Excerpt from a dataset
━━━━

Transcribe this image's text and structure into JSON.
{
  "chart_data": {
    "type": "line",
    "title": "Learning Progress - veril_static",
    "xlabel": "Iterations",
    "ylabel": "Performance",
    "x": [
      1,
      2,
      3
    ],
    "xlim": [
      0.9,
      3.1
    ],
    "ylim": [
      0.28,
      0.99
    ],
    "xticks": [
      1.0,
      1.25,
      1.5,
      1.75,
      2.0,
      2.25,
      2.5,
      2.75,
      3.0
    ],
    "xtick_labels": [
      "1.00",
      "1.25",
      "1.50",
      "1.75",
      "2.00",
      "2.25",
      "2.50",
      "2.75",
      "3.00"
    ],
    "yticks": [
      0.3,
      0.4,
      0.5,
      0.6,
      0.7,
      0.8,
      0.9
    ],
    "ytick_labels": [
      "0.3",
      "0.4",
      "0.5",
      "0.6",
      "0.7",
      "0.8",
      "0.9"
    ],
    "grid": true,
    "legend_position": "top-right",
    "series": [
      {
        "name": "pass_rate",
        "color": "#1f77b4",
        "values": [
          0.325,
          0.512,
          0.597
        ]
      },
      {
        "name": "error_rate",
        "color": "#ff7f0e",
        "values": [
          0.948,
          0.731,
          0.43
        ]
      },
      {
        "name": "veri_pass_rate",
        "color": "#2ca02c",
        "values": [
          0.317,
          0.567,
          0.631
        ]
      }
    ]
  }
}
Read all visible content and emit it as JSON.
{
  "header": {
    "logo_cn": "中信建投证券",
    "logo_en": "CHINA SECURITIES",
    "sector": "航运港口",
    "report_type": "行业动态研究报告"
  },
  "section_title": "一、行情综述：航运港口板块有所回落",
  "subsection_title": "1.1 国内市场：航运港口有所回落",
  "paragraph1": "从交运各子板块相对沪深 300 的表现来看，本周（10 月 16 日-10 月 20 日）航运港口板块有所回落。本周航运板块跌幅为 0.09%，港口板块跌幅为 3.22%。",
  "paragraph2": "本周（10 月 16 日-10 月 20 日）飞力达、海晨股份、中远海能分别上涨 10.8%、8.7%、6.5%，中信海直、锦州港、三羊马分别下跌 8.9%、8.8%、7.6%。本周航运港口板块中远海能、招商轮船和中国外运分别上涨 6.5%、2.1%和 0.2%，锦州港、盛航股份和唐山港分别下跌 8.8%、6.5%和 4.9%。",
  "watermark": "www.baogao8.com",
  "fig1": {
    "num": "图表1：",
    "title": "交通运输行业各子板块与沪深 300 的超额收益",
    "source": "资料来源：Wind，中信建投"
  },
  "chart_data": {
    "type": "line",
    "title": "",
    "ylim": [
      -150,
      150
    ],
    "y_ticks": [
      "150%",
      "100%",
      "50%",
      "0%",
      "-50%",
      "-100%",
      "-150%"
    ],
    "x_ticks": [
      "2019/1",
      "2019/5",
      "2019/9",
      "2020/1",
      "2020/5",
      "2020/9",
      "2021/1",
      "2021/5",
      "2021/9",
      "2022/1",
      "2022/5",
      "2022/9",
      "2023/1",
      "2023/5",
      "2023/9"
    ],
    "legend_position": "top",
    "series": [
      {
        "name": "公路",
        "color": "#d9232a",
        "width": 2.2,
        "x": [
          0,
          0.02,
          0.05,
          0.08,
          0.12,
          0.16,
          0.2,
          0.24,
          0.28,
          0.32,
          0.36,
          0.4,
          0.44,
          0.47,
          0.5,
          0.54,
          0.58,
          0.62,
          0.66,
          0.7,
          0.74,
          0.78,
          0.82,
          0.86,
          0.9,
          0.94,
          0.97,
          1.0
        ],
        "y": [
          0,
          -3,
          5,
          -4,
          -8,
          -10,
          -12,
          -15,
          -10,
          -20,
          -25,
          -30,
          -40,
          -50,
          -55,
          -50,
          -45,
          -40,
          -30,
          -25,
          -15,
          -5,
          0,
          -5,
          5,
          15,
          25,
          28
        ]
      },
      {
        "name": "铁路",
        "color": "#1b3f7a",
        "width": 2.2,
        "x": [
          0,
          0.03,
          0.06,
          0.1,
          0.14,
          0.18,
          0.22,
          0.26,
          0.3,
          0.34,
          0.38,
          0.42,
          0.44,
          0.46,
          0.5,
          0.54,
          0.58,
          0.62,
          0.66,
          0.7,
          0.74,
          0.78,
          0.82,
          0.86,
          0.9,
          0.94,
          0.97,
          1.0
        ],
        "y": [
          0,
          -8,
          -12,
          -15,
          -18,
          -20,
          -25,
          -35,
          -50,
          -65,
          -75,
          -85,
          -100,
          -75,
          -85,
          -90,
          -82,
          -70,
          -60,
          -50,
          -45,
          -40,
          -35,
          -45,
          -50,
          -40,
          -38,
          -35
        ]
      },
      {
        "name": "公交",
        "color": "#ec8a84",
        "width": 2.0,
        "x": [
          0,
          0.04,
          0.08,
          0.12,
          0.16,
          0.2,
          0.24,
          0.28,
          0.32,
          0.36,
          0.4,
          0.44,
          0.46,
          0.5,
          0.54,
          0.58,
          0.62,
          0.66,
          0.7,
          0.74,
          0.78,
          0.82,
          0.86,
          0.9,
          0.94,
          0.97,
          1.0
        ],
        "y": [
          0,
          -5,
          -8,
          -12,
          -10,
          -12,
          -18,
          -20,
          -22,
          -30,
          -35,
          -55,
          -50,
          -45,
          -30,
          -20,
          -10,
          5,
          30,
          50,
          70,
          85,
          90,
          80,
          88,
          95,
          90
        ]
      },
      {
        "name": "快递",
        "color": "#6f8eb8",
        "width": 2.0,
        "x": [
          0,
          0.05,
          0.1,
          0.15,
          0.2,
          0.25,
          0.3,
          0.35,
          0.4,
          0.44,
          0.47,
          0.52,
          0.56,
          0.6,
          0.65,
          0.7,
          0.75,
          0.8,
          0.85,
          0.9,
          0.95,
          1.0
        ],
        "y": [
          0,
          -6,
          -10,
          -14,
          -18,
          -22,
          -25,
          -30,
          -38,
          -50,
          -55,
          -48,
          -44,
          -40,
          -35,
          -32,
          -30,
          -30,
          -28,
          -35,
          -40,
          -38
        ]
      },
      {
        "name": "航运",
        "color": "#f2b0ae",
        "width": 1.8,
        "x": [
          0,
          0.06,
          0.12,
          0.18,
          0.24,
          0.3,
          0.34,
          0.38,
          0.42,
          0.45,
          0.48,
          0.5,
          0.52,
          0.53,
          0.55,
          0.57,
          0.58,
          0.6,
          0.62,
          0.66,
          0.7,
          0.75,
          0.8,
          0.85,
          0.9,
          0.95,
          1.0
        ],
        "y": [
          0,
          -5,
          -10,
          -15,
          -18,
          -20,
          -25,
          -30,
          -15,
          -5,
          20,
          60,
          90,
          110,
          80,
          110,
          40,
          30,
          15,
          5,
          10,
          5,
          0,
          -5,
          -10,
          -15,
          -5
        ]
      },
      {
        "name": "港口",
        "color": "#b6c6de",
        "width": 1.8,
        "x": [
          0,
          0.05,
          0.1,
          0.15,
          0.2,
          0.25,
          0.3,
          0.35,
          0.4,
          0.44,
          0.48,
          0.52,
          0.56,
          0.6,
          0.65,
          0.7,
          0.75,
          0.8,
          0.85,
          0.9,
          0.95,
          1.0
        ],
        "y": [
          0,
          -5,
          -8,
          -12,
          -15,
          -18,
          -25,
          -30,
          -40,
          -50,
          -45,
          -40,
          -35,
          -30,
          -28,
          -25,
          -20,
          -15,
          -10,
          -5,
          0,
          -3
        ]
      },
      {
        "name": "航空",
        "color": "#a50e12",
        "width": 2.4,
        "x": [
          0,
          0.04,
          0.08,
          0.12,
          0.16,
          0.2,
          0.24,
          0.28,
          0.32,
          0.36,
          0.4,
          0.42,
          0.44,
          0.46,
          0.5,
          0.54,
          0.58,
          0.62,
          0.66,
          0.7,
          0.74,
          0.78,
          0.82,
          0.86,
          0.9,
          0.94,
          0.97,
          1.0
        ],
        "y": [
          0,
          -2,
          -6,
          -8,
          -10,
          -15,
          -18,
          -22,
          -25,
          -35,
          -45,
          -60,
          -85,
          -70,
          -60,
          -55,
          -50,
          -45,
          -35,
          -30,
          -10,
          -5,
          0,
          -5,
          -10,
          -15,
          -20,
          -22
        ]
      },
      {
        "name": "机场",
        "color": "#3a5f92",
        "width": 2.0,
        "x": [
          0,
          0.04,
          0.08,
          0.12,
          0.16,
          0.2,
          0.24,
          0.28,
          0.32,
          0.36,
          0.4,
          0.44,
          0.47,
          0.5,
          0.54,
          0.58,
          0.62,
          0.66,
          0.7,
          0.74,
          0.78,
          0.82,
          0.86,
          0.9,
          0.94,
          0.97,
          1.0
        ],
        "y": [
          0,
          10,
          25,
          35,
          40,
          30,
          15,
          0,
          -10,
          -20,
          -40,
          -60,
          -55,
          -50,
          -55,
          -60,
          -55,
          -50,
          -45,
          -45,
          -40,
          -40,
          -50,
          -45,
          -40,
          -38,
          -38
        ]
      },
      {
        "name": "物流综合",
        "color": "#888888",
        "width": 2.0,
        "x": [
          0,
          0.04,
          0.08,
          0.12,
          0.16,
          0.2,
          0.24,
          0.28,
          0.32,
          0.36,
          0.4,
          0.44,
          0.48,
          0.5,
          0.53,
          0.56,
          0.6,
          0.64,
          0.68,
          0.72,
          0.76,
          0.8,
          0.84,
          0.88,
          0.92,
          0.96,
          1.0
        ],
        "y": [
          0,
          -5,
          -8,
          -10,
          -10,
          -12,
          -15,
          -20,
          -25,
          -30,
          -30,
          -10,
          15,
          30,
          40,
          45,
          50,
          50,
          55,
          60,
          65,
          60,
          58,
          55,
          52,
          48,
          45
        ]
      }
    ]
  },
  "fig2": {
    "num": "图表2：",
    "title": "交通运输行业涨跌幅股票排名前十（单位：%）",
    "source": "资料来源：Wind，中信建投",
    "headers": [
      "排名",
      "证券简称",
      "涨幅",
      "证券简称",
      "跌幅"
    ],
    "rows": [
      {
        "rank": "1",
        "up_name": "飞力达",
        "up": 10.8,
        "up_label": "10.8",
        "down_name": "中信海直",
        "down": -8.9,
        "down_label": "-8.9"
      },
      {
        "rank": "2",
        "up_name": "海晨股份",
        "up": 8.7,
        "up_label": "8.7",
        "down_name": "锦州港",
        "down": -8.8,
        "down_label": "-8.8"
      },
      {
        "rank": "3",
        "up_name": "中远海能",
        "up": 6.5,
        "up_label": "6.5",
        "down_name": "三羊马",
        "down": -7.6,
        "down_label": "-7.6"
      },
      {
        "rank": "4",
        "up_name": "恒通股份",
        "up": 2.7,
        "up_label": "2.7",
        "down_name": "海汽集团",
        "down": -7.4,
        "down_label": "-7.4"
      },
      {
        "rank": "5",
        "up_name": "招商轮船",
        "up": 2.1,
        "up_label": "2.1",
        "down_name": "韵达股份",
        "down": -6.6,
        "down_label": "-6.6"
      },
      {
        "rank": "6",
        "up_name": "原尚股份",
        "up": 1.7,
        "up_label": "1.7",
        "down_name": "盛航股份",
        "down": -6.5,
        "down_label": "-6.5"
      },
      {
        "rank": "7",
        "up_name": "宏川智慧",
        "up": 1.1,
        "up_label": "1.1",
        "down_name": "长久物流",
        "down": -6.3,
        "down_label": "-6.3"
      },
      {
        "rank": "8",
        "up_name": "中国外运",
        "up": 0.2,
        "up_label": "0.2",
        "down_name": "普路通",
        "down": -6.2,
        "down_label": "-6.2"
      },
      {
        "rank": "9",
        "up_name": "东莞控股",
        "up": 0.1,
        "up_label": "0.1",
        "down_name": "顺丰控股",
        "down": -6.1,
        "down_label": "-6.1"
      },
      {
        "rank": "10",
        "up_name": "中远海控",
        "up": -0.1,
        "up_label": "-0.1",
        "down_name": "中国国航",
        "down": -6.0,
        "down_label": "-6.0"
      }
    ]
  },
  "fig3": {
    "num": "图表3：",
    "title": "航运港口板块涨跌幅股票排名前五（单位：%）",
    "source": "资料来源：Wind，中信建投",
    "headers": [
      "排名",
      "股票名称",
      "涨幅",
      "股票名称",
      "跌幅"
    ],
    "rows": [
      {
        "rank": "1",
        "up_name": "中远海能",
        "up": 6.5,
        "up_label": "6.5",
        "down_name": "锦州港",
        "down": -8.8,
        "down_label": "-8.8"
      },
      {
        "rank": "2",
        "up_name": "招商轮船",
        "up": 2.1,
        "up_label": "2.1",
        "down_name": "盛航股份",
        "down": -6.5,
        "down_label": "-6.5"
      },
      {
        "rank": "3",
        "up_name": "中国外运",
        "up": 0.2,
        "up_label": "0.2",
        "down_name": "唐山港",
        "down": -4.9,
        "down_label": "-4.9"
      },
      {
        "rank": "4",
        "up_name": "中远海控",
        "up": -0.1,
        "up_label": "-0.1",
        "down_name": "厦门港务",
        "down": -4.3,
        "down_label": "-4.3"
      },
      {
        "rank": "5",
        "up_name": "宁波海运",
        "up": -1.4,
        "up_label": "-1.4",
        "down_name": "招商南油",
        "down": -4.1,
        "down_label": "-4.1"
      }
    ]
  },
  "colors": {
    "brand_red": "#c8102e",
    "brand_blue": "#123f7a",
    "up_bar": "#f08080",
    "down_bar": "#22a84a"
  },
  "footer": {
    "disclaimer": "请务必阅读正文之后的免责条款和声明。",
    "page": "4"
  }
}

━━━━

## PROMPT
Go through the records above and copy every line with the word "中信海直".

## ANSWER FOR THE TASK
  "paragraph2": "本周（10 月 16 日-10 月 20 日）飞力达、海晨股份、中远海能分别上涨 10.8%、8.7%、6.5%，中信海直、锦州港、三羊马分别下跌 8.9%、8.8%、7.6%。本周航运港口板块中远海能、招商轮船和中国外运分别上涨 6.5%、2.1%和 0.2%，锦州港、盛航股份和唐山港分别下跌 8.8%、6.5%和 4.9%。",
        "down_name": "中信海直",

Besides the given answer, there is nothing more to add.